[Data entries for graphics]
##############################

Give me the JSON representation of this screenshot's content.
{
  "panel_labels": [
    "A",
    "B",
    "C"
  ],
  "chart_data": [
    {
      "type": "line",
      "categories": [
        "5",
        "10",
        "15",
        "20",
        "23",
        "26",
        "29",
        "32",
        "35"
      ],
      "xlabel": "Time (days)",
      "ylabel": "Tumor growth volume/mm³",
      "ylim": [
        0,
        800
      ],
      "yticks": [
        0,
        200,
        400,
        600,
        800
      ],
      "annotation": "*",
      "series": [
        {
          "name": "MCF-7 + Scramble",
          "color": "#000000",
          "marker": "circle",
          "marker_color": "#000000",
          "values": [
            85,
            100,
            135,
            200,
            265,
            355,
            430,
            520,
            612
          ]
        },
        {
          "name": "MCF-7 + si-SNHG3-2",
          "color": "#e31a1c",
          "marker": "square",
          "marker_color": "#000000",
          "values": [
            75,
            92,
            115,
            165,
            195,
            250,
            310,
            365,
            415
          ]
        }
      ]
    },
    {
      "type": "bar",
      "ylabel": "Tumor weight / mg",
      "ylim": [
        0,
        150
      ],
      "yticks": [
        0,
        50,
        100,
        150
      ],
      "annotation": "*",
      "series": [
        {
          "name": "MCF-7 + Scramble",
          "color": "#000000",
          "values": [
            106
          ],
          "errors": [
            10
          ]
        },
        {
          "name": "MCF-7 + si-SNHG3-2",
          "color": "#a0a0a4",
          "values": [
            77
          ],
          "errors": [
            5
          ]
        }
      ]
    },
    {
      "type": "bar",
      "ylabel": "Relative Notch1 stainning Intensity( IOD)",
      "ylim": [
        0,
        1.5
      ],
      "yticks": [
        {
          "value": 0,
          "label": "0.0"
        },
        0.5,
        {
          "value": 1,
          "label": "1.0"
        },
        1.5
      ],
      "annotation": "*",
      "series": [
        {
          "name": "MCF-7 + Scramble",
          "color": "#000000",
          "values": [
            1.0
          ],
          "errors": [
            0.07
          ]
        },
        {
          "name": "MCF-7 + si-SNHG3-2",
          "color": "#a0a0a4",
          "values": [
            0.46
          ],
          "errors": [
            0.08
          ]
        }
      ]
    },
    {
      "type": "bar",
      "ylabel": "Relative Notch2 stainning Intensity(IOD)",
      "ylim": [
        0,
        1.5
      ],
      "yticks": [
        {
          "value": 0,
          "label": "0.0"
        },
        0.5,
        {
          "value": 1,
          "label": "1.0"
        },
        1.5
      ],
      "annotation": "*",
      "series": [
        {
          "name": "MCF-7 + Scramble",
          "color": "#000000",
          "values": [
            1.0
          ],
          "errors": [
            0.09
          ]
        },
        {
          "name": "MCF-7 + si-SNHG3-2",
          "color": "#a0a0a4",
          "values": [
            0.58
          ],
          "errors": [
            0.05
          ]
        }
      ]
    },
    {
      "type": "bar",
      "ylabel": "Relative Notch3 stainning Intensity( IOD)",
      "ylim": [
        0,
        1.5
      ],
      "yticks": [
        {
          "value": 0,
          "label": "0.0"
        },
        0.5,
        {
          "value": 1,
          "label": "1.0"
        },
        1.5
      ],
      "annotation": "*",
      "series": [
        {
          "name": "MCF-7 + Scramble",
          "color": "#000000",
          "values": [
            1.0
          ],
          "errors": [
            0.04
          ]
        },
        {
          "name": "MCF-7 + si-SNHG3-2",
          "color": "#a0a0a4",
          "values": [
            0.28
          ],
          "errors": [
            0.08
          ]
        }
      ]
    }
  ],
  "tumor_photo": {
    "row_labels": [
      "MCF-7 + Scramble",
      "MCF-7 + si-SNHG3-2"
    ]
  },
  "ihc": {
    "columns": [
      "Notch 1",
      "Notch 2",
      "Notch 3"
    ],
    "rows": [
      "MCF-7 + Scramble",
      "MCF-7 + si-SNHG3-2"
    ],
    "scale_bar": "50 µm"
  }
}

##############################

• _Problem to solve_
Reproduce the records above in full, without altering a single character.

• _Answer for this exercise_
Give me the JSON representation of this screenshot's content.
{
  "panel_labels": [
    "A",
    "B",
    "C"
  ],
  "chart_data": [
    {
      "type": "line",
      "categories": [
        "5",
        "10",
        "15",
        "20",
        "23",
        "26",
        "29",
        "32",
        "35"
      ],
      "xlabel": "Time (days)",
      "ylabel": "Tumor growth volume/mm³",
      "ylim": [
        0,
        800
      ],
      "yticks": [
        0,
        200,
        400,
        600,
        800
      ],
      "annotation": "*",
      "series": [
        {
          "name": "MCF-7 + Scramble",
          "color": "#000000",
          "marker": "circle",
          "marker_color": "#000000",
          "values": [
            85,
            100,
            135,
            200,
            265,
            355,
            430,
            520,
            612
          ]
        },
        {
          "name": "MCF-7 + si-SNHG3-2",
          "color": "#e31a1c",
          "marker": "square",
          "marker_color": "#000000",
          "values": [
            75,
            92,
            115,
            165,
            195,
            250,
            310,
            365,
            415
          ]
        }
      ]
    },
    {
      "type": "bar",
      "ylabel": "Tumor weight / mg",
      "ylim": [
        0,
        150
      ],
      "yticks": [
        0,
        50,
        100,
        150
      ],
      "annotation": "*",
      "series": [
        {
          "name": "MCF-7 + Scramble",
          "color": "#000000",
          "values": [
            106
          ],
          "errors": [
            10
          ]
        },
        {
          "name": "MCF-7 + si-SNHG3-2",
          "color": "#a0a0a4",
          "values": [
            77
          ],
          "errors": [
            5
          ]
        }
      ]
    },
    {
      "type": "bar",
      "ylabel": "Relative Notch1 stainning Intensity( IOD)",
      "ylim": [
        0,
        1.5
      ],
      "yticks": [
        {
          "value": 0,
          "label": "0.0"
        },
        0.5,
        {
          "value": 1,
          "label": "1.0"
        },
        1.5
      ],
      "annotation": "*",
      "series": [
        {
          "name": "MCF-7 + Scramble",
          "color": "#000000",
          "values": [
            1.0
          ],
          "errors": [
            0.07
          ]
        },
        {
          "name": "MCF-7 + si-SNHG3-2",
          "color": "#a0a0a4",
          "values": [
            0.46
          ],
          "errors": [
            0.08
          ]
        }
      ]
    },
    {
      "type": "bar",
      "ylabel": "Relative Notch2 stainning Intensity(IOD)",
      "ylim": [
        0,
        1.5
      ],
      "yticks": [
        {
          "value": 0,
          "label": "0.0"
        },
        0.5,
        {
          "value": 1,
          "label": "1.0"
        },
        1.5
      ],
      "annotation": "*",
      "series": [
        {
          "name": "MCF-7 + Scramble",
          "color": "#000000",
          "values": [
            1.0
          ],
          "errors": [
            0.09
          ]
        },
        {
          "name": "MCF-7 + si-SNHG3-2",
          "color": "#a0a0a4",
          "values": [
            0.58
          ],
          "errors": [
            0.05
          ]
        }
      ]
    },
    {
      "type": "bar",
      "ylabel": "Relative Notch3 stainning Intensity( IOD)",
      "ylim": [
        0,
        1.5
      ],
      "yticks": [
        {
          "value": 0,
          "label": "0.0"
        },
        0.5,
        {
          "value": 1,
          "label": "1.0"
        },
        1.5
      ],
      "annotation": "*",
      "series": [
        {
          "name": "MCF-7 + Scramble",
          "color": "#000000",
          "values": [
            1.0
          ],
          "errors": [
            0.04
          ]
        },
        {
          "name": "MCF-7 + si-SNHG3-2",
          "color": "#a0a0a4",
          "values": [
            0.28
          ],
          "errors": [
            0.08
          ]
        }
      ]
    }
  ],
  "tumor_photo": {
    "row_labels": [
      "MCF-7 + Scramble",
      "MCF-7 + si-SNHG3-2"
    ]
  },
  "ihc": {
    "columns": [
      "Notch 1",
      "Notch 2",
      "Notch 3"
    ],
    "rows": [
      "MCF-7 + Scramble",
      "MCF-7 + si-SNHG3-2"
    ],
    "scale_bar": "50 µm"
  }
}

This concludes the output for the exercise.